* **Exercise prompt**
Tally the lines that contain the string "using" and give the number by itself.

* **Material**
"""
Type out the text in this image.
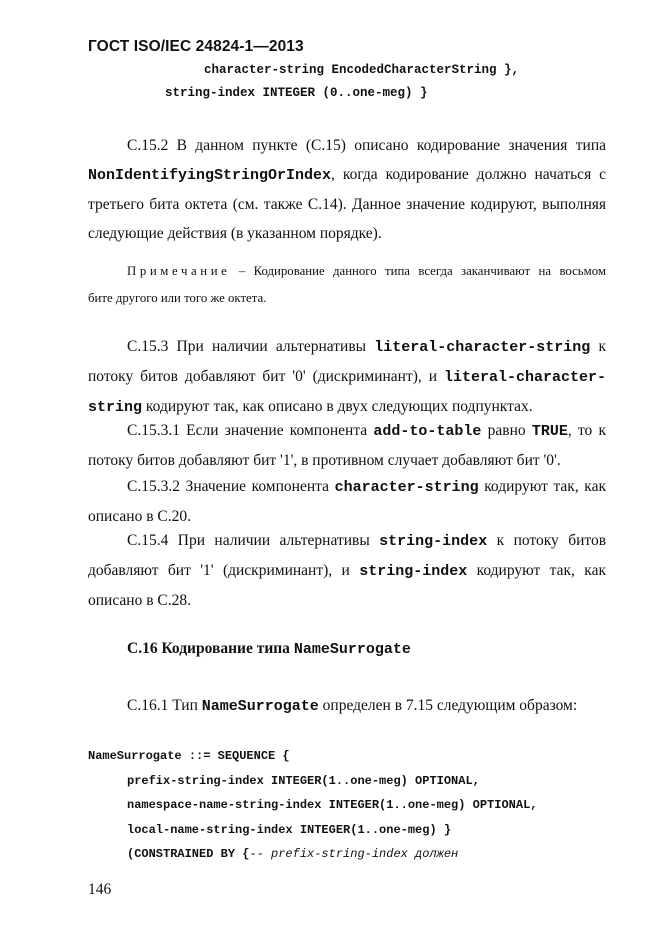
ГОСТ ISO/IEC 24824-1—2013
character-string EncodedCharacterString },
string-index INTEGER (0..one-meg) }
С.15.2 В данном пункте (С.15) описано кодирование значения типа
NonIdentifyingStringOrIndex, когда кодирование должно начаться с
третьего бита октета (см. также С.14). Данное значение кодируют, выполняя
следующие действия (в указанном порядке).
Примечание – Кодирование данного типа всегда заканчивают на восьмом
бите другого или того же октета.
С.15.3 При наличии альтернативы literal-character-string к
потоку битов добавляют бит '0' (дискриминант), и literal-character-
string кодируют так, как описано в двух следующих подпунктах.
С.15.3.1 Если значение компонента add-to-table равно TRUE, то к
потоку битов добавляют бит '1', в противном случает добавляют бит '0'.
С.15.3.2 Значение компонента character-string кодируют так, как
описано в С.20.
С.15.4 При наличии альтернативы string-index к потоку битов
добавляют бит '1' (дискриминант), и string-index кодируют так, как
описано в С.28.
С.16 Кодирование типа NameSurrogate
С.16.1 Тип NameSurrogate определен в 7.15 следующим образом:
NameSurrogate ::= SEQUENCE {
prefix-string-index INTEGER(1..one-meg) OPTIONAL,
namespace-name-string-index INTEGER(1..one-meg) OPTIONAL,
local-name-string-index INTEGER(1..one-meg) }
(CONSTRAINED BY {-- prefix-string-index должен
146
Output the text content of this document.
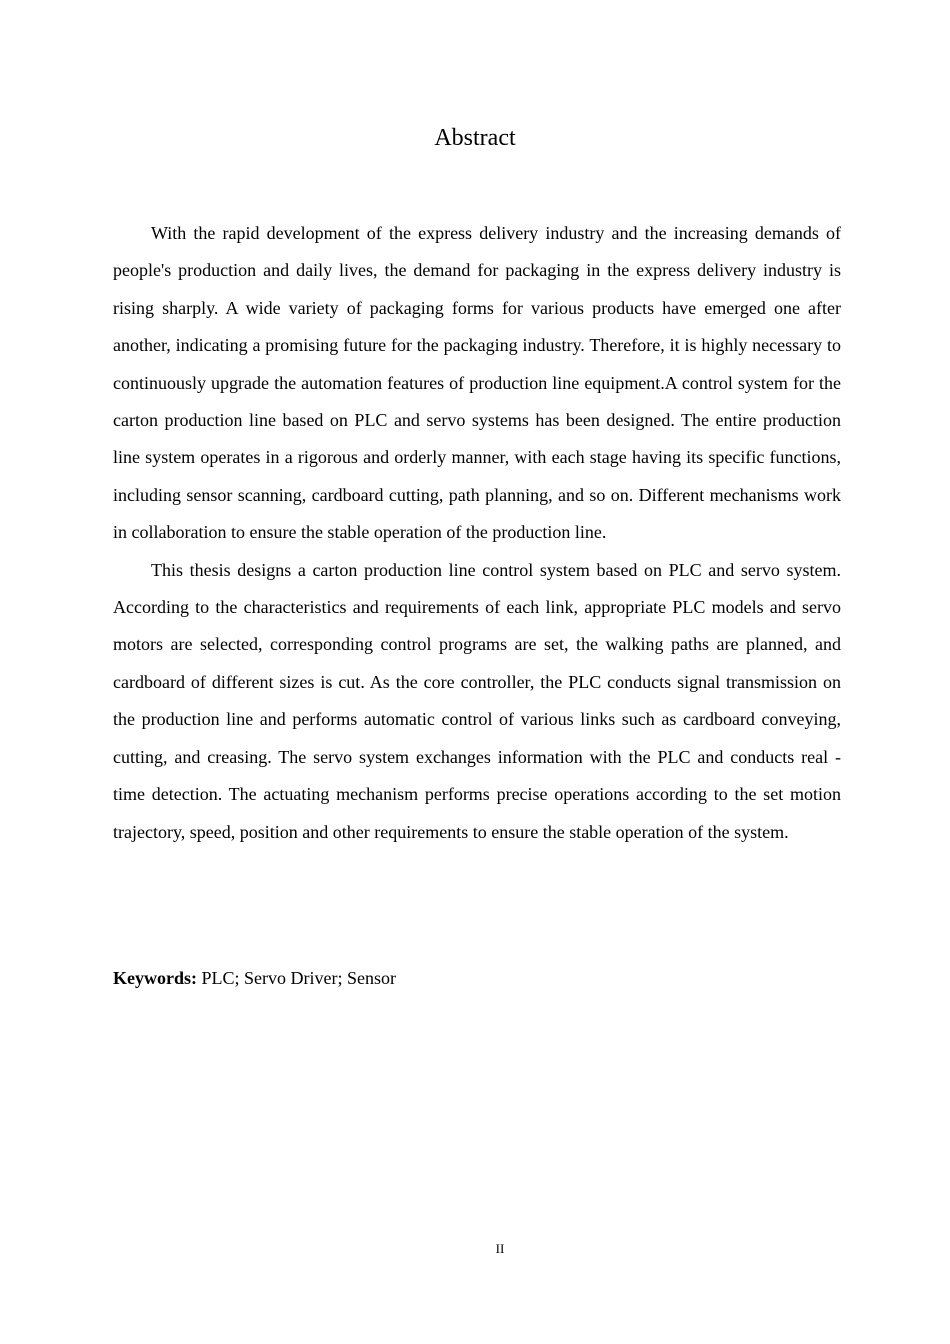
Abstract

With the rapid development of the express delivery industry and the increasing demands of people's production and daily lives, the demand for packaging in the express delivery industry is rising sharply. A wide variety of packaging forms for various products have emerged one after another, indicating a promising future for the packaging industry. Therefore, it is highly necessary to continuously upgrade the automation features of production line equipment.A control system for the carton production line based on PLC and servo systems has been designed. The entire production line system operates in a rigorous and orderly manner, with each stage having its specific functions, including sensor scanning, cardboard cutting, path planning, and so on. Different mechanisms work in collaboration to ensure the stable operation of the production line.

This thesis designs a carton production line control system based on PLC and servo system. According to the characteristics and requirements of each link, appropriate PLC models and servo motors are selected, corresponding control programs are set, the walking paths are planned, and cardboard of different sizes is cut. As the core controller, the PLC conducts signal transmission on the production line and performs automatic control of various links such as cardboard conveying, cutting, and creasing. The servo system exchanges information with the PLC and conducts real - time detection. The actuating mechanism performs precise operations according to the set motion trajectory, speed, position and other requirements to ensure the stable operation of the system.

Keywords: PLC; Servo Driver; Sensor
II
"""
"""
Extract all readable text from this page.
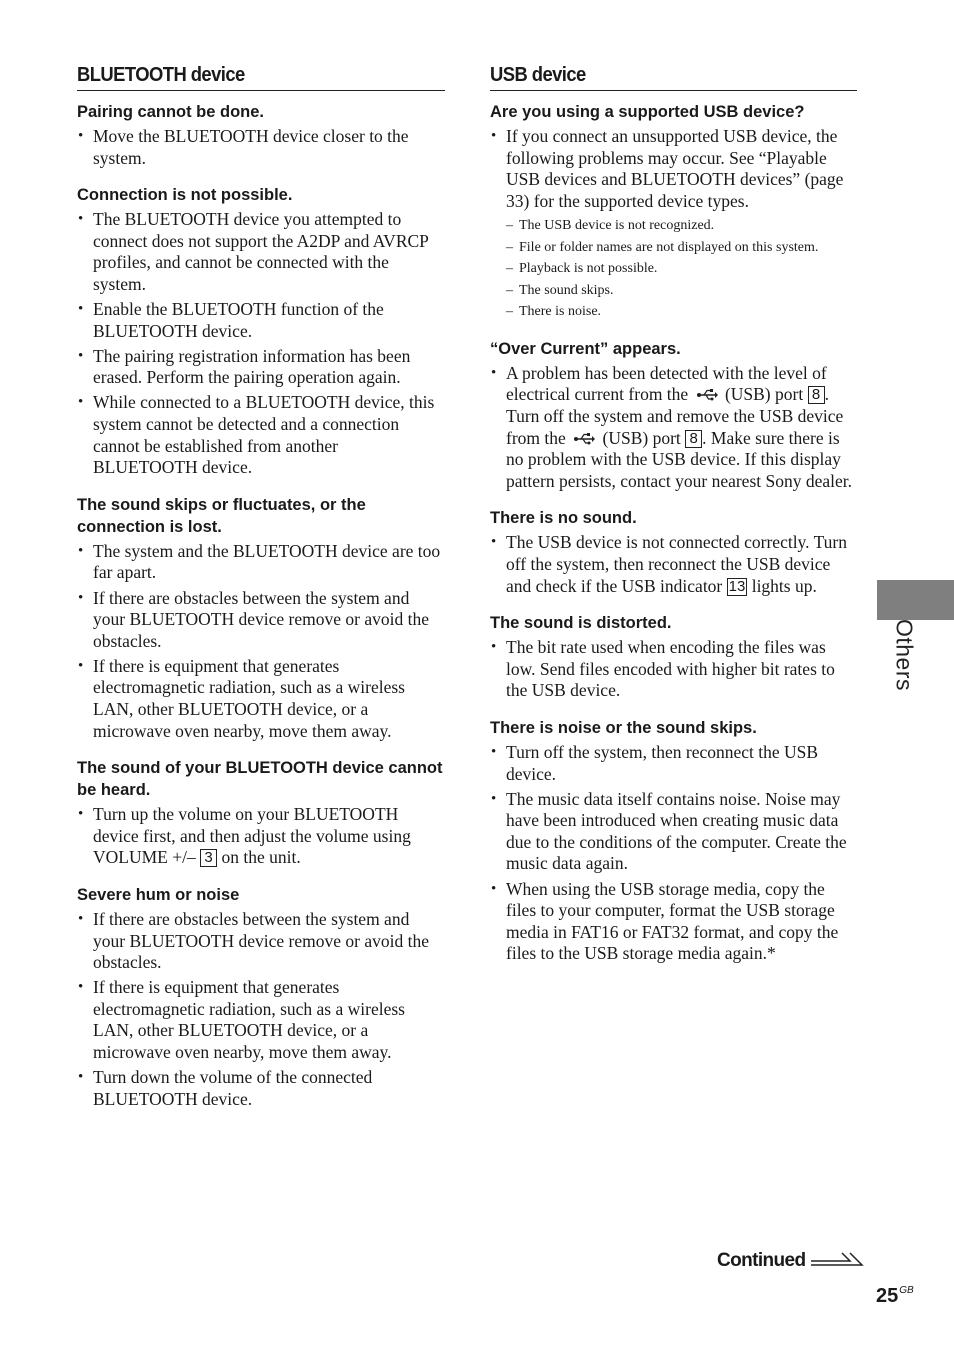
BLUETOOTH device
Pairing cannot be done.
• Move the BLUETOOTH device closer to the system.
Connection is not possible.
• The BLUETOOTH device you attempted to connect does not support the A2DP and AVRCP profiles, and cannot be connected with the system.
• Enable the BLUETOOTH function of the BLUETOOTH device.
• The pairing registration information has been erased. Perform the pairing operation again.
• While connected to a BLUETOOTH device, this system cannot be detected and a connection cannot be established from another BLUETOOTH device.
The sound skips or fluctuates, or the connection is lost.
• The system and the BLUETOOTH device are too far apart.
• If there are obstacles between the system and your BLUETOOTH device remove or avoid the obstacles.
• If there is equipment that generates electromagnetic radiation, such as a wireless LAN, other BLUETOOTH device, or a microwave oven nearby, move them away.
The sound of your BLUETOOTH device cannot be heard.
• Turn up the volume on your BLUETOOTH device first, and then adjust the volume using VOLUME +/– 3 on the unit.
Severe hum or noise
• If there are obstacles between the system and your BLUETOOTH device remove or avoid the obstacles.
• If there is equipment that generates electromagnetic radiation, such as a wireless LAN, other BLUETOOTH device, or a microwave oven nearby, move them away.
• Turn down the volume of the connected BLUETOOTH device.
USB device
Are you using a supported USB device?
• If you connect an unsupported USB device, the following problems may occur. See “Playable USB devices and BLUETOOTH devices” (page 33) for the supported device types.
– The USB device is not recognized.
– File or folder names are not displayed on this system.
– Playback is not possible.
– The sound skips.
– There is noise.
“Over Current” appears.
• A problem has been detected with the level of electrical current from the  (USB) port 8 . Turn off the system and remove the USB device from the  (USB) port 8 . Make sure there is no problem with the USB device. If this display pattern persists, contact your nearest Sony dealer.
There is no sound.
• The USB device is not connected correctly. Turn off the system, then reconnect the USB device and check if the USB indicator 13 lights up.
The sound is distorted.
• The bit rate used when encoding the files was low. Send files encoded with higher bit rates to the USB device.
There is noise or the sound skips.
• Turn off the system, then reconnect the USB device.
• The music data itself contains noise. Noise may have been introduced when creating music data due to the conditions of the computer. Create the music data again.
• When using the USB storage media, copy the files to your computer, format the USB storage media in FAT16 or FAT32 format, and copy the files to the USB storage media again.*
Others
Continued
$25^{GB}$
"""
* **Complete response**
3